Exercise directions:
List every line below containing "systems".

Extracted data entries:
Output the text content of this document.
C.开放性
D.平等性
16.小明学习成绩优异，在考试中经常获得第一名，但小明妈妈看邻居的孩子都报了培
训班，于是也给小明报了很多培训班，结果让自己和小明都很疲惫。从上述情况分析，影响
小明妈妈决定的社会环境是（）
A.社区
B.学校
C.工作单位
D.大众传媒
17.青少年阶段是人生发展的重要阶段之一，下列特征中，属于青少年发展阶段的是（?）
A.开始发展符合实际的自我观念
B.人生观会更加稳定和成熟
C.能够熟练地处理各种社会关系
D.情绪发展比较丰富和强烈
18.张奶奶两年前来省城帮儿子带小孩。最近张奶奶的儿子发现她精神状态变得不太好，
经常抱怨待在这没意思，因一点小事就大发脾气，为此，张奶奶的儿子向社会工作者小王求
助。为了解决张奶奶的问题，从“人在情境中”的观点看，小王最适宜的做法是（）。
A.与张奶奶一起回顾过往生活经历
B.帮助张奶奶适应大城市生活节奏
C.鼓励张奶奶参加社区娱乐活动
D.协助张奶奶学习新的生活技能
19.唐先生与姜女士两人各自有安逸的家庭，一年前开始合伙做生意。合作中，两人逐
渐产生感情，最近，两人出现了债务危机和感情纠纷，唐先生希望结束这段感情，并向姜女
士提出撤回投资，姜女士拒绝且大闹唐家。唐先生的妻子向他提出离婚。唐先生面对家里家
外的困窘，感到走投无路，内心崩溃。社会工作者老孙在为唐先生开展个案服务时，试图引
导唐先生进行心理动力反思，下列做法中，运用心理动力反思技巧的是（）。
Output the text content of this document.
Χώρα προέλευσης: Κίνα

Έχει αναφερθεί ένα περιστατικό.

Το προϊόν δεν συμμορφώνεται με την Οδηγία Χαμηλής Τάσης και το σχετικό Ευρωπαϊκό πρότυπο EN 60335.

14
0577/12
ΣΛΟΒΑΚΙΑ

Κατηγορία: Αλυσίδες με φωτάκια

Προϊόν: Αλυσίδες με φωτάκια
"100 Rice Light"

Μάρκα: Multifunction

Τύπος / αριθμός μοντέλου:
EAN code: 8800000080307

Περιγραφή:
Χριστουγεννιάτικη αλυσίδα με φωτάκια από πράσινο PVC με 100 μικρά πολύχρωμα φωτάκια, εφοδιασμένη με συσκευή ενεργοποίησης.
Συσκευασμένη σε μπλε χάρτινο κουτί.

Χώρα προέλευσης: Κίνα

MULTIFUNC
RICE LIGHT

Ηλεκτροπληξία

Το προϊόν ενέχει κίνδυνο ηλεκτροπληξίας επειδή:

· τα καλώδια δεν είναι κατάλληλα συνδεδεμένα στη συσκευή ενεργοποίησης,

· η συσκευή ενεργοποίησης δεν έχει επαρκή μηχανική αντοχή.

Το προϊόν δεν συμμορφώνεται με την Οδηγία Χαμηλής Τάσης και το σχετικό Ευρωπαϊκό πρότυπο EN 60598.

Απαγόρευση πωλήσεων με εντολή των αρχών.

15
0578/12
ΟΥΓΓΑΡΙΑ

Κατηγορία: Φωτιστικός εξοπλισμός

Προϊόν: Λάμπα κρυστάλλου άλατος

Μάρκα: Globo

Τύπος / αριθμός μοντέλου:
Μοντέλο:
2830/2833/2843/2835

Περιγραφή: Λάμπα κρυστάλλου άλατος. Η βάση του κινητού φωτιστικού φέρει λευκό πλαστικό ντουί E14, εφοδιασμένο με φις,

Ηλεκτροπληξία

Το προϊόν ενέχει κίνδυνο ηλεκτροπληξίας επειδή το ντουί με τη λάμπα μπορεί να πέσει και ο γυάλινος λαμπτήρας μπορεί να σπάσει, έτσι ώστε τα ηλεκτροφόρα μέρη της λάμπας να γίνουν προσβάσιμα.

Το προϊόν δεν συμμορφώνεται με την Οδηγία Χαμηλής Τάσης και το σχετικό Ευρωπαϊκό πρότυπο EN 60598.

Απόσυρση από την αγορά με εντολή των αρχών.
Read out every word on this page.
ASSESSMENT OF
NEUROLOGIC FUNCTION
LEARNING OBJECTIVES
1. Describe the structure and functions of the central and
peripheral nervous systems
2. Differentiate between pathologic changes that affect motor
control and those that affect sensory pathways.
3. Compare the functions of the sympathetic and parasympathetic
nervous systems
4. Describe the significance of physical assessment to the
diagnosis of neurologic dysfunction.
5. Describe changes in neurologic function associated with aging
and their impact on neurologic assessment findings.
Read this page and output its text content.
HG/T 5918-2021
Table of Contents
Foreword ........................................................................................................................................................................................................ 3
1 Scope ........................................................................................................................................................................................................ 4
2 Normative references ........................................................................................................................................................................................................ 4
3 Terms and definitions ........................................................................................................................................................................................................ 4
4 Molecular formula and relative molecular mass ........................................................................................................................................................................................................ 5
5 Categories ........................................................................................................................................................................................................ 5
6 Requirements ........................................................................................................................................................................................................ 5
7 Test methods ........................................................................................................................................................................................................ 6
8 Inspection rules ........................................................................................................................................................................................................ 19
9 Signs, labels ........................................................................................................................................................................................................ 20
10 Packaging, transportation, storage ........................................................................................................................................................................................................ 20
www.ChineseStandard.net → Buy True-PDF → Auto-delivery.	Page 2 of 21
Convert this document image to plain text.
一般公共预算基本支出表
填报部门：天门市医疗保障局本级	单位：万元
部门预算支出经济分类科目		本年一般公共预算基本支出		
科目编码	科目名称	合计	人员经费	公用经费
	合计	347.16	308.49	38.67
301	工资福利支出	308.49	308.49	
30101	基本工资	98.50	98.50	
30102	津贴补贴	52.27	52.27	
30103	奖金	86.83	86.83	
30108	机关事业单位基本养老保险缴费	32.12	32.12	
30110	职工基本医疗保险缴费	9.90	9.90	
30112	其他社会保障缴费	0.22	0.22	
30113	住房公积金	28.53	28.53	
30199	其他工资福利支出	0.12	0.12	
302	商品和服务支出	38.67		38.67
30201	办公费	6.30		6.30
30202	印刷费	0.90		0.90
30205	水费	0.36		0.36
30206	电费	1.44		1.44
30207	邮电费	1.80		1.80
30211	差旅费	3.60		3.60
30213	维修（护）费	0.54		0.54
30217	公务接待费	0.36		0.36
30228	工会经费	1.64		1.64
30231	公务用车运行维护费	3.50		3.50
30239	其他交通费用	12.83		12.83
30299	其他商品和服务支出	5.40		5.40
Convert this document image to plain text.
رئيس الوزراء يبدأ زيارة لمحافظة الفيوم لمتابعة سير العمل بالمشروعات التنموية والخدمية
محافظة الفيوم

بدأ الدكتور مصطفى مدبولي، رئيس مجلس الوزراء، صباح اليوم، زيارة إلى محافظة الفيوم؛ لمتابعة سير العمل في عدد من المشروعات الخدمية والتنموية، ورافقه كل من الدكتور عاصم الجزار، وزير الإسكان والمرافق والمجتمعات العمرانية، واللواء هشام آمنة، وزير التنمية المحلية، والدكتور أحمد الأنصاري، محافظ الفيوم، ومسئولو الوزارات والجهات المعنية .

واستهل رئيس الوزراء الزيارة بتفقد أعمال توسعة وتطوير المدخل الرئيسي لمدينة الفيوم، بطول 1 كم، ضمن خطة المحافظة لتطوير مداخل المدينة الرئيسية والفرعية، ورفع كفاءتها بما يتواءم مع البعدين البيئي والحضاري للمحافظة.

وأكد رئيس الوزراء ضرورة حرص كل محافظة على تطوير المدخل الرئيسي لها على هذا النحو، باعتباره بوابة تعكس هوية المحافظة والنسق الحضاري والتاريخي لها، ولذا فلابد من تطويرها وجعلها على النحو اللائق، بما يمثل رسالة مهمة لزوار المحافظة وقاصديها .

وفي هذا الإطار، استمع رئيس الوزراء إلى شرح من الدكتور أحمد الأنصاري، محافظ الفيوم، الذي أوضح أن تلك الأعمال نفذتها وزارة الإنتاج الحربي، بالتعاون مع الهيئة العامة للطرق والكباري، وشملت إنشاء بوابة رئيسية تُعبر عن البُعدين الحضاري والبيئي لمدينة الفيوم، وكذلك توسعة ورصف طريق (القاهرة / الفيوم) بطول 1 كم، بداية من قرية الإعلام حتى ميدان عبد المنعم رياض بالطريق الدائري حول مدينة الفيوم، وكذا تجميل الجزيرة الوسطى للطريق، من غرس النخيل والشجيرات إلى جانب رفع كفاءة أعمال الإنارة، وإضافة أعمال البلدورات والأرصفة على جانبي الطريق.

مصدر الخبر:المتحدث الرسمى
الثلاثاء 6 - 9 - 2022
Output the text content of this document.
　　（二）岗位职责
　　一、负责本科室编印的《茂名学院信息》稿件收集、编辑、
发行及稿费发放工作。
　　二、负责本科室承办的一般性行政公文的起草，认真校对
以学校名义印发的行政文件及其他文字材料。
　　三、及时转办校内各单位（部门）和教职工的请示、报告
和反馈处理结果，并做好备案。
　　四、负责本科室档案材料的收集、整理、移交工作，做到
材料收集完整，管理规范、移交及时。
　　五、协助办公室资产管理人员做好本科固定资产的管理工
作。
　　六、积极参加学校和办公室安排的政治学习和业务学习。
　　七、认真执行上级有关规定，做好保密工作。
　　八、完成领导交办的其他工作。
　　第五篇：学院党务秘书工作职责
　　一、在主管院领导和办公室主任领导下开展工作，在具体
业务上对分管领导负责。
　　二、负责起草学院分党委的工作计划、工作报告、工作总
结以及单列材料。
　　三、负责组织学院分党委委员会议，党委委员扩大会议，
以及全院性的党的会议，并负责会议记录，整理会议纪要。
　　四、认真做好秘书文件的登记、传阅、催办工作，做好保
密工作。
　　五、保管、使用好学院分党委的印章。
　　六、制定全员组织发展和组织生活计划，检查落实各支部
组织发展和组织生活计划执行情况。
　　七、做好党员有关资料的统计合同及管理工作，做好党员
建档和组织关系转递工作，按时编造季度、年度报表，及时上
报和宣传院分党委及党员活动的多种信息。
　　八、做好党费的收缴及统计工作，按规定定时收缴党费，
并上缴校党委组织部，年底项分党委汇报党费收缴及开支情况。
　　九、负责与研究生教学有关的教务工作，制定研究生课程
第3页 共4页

Answer in full:
peripheral nervous systems
nervous systems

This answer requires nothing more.